- Required task -
Work out how many lines in the entries contain the string "corridor", and give nothing but that number.

- Data provided -
-*-*-
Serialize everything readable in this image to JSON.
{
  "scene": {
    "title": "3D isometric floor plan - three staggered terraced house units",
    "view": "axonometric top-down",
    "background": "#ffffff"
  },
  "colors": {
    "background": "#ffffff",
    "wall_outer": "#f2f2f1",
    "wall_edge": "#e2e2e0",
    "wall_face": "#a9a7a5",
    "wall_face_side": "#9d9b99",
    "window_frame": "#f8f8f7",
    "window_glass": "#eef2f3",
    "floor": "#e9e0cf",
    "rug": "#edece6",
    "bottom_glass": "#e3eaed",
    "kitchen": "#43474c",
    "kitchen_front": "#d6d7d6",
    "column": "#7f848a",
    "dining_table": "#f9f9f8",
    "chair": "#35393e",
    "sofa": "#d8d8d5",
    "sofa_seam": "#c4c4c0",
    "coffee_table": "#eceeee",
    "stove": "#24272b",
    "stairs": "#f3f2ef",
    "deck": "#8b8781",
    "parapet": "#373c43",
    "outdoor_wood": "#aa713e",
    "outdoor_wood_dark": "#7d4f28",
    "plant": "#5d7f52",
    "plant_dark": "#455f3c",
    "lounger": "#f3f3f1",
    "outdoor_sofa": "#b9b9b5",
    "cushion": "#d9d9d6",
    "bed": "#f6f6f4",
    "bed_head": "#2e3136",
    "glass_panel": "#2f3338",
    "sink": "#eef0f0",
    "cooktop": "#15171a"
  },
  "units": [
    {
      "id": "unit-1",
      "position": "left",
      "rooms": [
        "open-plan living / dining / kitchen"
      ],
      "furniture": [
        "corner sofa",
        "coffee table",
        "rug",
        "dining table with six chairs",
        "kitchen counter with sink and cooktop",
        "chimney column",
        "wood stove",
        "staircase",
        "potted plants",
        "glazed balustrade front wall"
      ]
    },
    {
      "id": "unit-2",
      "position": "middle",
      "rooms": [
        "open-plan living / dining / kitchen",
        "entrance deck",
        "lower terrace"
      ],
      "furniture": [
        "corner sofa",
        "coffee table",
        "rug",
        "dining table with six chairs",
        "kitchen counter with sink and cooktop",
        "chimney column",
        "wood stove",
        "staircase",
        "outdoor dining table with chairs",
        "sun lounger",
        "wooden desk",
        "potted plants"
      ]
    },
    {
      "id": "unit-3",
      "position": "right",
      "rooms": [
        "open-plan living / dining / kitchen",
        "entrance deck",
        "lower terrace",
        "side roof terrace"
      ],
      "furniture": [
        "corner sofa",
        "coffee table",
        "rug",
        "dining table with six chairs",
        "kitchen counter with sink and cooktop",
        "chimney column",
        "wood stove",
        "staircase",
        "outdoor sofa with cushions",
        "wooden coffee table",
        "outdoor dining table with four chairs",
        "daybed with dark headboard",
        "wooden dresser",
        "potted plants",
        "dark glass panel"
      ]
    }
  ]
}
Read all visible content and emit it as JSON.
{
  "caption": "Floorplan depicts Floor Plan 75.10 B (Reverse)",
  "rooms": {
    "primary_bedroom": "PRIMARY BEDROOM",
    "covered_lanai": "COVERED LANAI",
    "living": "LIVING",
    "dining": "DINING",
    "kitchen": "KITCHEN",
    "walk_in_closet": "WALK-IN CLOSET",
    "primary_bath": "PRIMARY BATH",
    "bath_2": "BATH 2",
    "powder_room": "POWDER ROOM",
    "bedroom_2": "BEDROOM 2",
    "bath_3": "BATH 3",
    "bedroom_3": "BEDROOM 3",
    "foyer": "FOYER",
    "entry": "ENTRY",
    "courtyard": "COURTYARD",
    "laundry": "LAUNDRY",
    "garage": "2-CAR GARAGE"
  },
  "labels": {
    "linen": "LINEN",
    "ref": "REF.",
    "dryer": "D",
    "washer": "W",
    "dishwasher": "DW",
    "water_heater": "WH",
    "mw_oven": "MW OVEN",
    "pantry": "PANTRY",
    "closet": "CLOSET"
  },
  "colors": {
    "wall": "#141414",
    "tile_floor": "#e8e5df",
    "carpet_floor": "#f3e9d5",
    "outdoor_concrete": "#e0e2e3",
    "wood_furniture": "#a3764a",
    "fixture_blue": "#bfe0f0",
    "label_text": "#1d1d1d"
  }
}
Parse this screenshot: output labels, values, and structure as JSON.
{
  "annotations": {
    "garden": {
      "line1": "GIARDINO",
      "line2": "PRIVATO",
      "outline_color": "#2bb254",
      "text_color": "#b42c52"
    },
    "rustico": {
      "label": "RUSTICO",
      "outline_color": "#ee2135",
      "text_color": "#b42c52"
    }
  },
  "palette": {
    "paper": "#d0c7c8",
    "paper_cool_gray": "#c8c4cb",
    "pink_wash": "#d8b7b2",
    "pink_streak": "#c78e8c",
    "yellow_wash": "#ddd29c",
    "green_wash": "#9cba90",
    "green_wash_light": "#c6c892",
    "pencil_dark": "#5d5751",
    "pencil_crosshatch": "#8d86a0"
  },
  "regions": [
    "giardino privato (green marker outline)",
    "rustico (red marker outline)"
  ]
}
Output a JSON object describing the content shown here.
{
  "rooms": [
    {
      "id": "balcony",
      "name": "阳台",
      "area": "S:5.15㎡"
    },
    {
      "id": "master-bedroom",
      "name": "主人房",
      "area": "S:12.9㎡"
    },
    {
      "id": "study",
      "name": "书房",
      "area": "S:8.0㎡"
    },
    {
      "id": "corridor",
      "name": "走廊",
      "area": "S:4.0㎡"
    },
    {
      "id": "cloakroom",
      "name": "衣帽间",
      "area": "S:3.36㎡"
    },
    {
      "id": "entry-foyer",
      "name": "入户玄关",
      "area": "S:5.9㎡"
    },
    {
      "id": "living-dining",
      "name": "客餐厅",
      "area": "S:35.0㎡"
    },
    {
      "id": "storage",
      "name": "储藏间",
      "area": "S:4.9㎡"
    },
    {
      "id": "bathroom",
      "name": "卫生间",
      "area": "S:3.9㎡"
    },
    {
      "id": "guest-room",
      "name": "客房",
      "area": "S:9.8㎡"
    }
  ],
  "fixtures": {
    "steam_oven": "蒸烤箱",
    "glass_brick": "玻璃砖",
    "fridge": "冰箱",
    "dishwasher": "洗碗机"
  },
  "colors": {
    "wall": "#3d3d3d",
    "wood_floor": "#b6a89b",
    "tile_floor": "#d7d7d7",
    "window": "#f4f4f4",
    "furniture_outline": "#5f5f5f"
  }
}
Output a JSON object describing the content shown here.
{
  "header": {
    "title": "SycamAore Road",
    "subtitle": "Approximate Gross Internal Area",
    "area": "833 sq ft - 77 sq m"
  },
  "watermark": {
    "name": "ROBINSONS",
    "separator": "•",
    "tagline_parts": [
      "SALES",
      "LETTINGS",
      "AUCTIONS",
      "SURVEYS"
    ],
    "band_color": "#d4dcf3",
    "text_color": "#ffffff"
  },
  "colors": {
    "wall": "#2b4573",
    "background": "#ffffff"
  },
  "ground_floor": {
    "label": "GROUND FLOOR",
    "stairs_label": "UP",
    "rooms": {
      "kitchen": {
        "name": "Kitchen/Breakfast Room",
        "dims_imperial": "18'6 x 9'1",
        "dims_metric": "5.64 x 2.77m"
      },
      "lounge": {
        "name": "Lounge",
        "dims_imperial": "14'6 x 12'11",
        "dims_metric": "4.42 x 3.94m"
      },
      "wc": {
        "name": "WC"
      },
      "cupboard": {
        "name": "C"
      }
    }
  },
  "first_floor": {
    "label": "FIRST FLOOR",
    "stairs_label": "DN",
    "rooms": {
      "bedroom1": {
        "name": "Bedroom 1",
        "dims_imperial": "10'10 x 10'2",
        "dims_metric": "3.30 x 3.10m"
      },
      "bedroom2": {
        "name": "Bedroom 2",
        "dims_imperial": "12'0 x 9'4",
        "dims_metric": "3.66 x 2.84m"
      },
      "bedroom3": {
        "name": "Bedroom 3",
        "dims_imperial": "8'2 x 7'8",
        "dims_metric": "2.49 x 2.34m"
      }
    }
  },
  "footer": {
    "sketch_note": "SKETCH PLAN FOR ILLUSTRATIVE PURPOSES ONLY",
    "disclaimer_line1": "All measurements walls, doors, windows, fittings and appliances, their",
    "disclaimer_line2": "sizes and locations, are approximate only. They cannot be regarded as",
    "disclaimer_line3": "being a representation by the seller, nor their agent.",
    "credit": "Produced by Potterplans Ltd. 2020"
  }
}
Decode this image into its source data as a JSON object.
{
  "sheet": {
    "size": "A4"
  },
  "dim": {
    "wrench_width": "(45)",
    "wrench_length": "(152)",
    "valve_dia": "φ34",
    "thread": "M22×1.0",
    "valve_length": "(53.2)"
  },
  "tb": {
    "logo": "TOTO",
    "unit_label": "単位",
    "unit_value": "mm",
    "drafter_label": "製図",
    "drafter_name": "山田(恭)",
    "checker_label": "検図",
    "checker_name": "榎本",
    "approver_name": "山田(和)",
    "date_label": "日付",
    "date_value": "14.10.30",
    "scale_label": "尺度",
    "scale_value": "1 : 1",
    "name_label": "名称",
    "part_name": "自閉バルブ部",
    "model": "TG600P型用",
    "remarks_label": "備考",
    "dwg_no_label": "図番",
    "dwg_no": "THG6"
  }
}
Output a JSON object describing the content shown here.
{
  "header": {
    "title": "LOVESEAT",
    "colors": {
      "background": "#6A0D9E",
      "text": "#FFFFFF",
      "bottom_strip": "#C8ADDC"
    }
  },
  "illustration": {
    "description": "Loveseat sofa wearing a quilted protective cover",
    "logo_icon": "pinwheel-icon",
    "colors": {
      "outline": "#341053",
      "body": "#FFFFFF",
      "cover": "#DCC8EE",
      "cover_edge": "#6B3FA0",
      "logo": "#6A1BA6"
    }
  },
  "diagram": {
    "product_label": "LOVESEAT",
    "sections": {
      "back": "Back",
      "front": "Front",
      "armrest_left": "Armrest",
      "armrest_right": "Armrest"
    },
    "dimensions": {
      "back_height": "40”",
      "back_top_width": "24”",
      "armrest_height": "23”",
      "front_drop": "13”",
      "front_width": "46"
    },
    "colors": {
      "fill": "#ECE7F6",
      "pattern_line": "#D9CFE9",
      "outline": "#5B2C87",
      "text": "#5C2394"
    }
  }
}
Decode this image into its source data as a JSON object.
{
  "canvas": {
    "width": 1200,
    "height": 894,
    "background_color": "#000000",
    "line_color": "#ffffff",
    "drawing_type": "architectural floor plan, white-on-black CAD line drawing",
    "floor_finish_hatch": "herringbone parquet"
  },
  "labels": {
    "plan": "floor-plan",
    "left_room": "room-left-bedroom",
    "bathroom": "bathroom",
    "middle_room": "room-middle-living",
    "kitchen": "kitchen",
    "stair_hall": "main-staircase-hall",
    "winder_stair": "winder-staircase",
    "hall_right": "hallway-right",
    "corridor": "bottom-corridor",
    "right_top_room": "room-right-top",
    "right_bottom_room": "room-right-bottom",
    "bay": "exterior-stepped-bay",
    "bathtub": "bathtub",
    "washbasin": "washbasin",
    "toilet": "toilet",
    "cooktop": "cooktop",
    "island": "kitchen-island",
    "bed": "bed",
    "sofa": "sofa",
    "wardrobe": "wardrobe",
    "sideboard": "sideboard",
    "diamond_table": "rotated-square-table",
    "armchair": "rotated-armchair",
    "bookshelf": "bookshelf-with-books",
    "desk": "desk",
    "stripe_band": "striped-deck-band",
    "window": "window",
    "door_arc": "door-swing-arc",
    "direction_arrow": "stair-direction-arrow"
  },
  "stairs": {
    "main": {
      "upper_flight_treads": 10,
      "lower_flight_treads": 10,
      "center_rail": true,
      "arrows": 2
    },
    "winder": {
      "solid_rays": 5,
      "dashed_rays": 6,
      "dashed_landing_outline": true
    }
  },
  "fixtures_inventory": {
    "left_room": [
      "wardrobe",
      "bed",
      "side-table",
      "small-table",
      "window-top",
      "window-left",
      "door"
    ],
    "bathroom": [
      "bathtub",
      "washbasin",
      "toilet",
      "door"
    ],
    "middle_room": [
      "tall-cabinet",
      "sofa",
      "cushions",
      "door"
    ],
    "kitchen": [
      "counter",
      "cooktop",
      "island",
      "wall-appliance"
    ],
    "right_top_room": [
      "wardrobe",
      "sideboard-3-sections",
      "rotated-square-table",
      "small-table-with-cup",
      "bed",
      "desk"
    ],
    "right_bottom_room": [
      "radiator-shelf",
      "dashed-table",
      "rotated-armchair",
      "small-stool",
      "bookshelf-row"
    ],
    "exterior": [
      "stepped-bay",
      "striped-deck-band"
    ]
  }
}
-*-*-
- Finished answer -
2